*Listed records*:
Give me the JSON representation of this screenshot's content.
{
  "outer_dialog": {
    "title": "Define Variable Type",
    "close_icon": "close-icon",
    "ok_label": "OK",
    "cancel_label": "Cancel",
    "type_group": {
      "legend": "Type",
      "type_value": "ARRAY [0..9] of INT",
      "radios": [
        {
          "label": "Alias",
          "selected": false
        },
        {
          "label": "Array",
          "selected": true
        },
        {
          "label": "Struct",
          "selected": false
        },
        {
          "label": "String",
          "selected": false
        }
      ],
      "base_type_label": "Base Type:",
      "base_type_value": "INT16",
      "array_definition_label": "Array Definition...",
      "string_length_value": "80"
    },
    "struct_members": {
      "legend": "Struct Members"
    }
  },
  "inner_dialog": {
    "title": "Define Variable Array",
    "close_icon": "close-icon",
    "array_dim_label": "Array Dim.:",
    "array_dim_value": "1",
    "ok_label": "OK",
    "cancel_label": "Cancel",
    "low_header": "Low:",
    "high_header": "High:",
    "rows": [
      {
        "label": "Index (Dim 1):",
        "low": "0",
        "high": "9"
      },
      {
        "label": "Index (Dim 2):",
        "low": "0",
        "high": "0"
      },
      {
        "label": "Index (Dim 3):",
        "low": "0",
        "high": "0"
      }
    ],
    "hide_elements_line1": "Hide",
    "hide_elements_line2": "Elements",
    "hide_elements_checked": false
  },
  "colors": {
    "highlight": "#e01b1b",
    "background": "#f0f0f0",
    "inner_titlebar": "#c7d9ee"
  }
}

*Task prompt*: From the listing above, extract all records word for word.

*Output of the exercise*:
Give me the JSON representation of this screenshot's content.
{
  "outer_dialog": {
    "title": "Define Variable Type",
    "close_icon": "close-icon",
    "ok_label": "OK",
    "cancel_label": "Cancel",
    "type_group": {
      "legend": "Type",
      "type_value": "ARRAY [0..9] of INT",
      "radios": [
        {
          "label": "Alias",
          "selected": false
        },
        {
          "label": "Array",
          "selected": true
        },
        {
          "label": "Struct",
          "selected": false
        },
        {
          "label": "String",
          "selected": false
        }
      ],
      "base_type_label": "Base Type:",
      "base_type_value": "INT16",
      "array_definition_label": "Array Definition...",
      "string_length_value": "80"
    },
    "struct_members": {
      "legend": "Struct Members"
    }
  },
  "inner_dialog": {
    "title": "Define Variable Array",
    "close_icon": "close-icon",
    "array_dim_label": "Array Dim.:",
    "array_dim_value": "1",
    "ok_label": "OK",
    "cancel_label": "Cancel",
    "low_header": "Low:",
    "high_header": "High:",
    "rows": [
      {
        "label": "Index (Dim 1):",
        "low": "0",
        "high": "9"
      },
      {
        "label": "Index (Dim 2):",
        "low": "0",
        "high": "0"
      },
      {
        "label": "Index (Dim 3):",
        "low": "0",
        "high": "0"
      }
    ],
    "hide_elements_line1": "Hide",
    "hide_elements_line2": "Elements",
    "hide_elements_checked": false
  },
  "colors": {
    "highlight": "#e01b1b",
    "background": "#f0f0f0",
    "inner_titlebar": "#c7d9ee"
  }
}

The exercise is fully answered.